__Dataset records__.
'''

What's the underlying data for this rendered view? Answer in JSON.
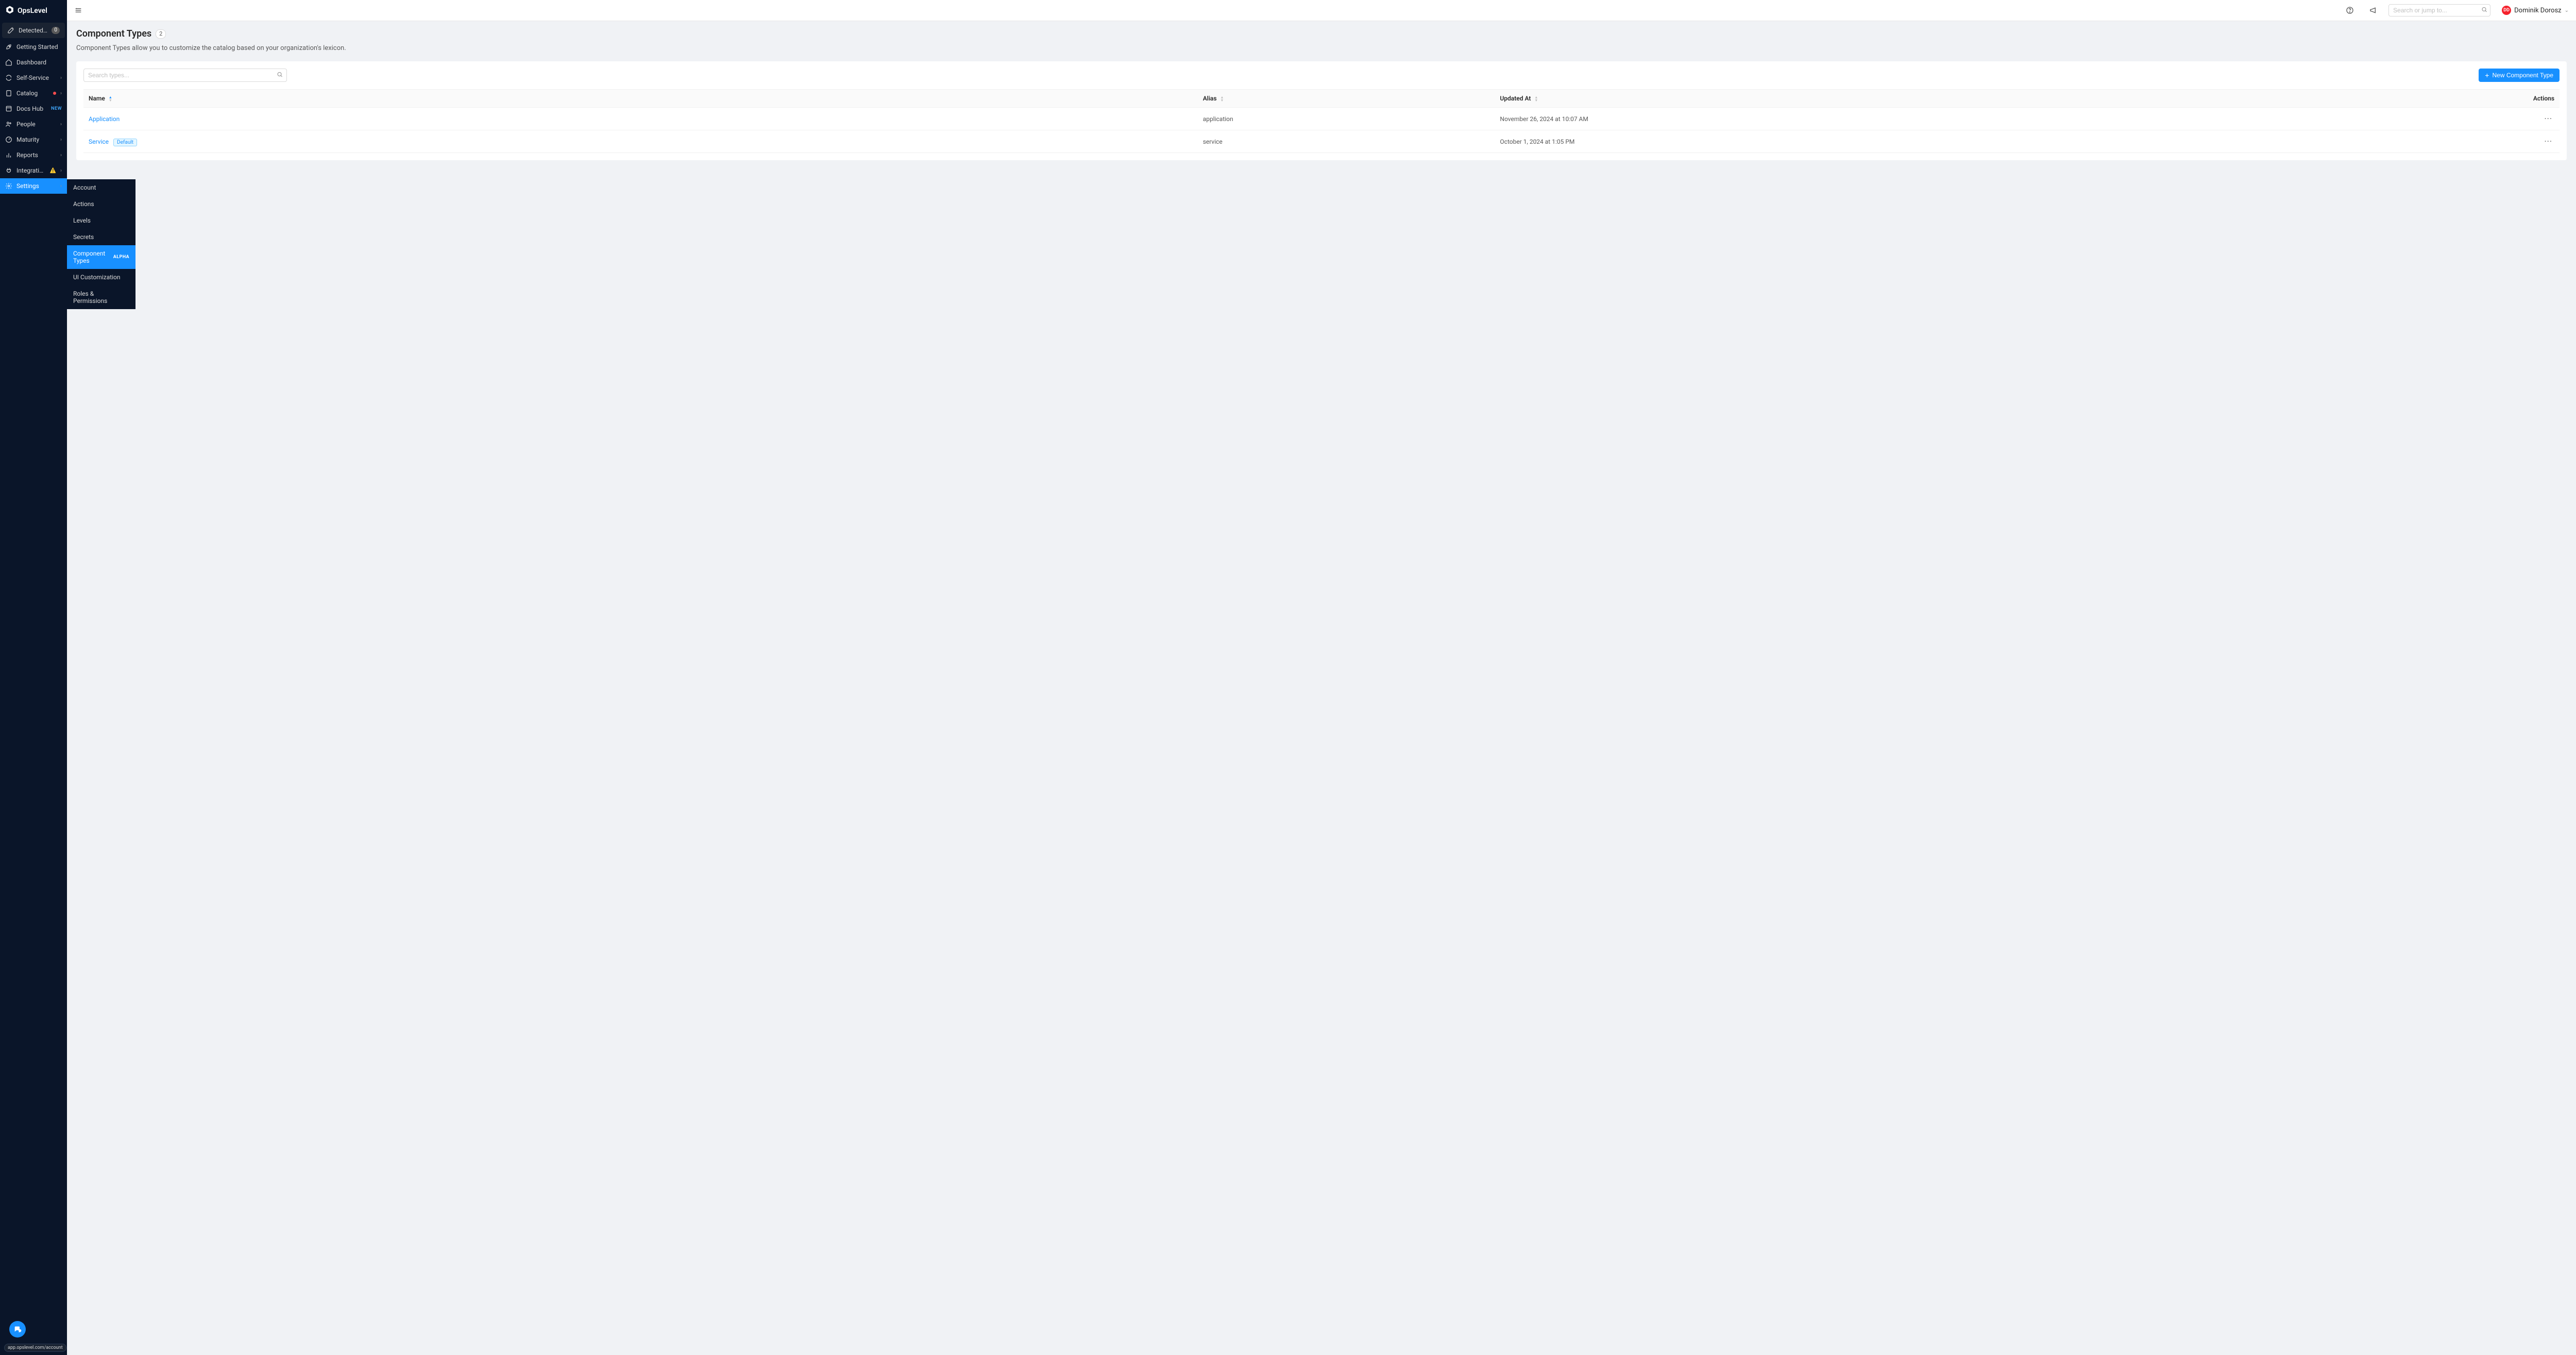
{
  "brand": {
    "name": "OpsLevel"
  },
  "sidebar": {
    "items": [
      {
        "label": "Detected Services",
        "icon": "wand",
        "count": "0",
        "kind": "dark"
      },
      {
        "label": "Getting Started",
        "icon": "rocket"
      },
      {
        "label": "Dashboard",
        "icon": "home"
      },
      {
        "label": "Self-Service",
        "icon": "refresh",
        "chevron": true
      },
      {
        "label": "Catalog",
        "icon": "file",
        "dot": true,
        "chevron": true
      },
      {
        "label": "Docs Hub",
        "icon": "book",
        "new_badge": "NEW"
      },
      {
        "label": "People",
        "icon": "users",
        "chevron": true
      },
      {
        "label": "Maturity",
        "icon": "gauge",
        "chevron": true
      },
      {
        "label": "Reports",
        "icon": "chart",
        "chevron": true
      },
      {
        "label": "Integrations",
        "icon": "plug",
        "warn": "⚠️",
        "chevron": true
      },
      {
        "label": "Settings",
        "icon": "gear",
        "chevron": true,
        "active": true
      }
    ]
  },
  "submenu": {
    "items": [
      {
        "label": "Account"
      },
      {
        "label": "Actions"
      },
      {
        "label": "Levels"
      },
      {
        "label": "Secrets"
      },
      {
        "label": "Component Types",
        "alpha": "ALPHA",
        "active": true
      },
      {
        "label": "UI Customization"
      },
      {
        "label": "Roles & Permissions"
      }
    ]
  },
  "url_hint": "app.opslevel.com/account",
  "topbar": {
    "search_placeholder": "Search or jump to...",
    "user_name": "Dominik Dorosz",
    "user_initials": "DD"
  },
  "page": {
    "title": "Component Types",
    "count": "2",
    "subtitle": "Component Types allow you to customize the catalog based on your organization's lexicon."
  },
  "card": {
    "search_placeholder": "Search types...",
    "new_button": "New Component Type"
  },
  "table": {
    "headers": {
      "name": "Name",
      "alias": "Alias",
      "updated": "Updated At",
      "actions": "Actions"
    },
    "rows": [
      {
        "name": "Application",
        "alias": "application",
        "updated": "November 26, 2024 at 10:07 AM",
        "default": false
      },
      {
        "name": "Service",
        "alias": "service",
        "updated": "October 1, 2024 at 1:05 PM",
        "default": true,
        "default_label": "Default"
      }
    ]
  },
  "colors": {
    "accent": "#1890ff",
    "sidebar_bg": "#0a1529"
  }
}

'''

__WORK TO BE COMPLETED__. The lines above form a set of records; determine how many of them contain the string "updated" and give that number alone.

__WRITTEN SOLUTION__. 3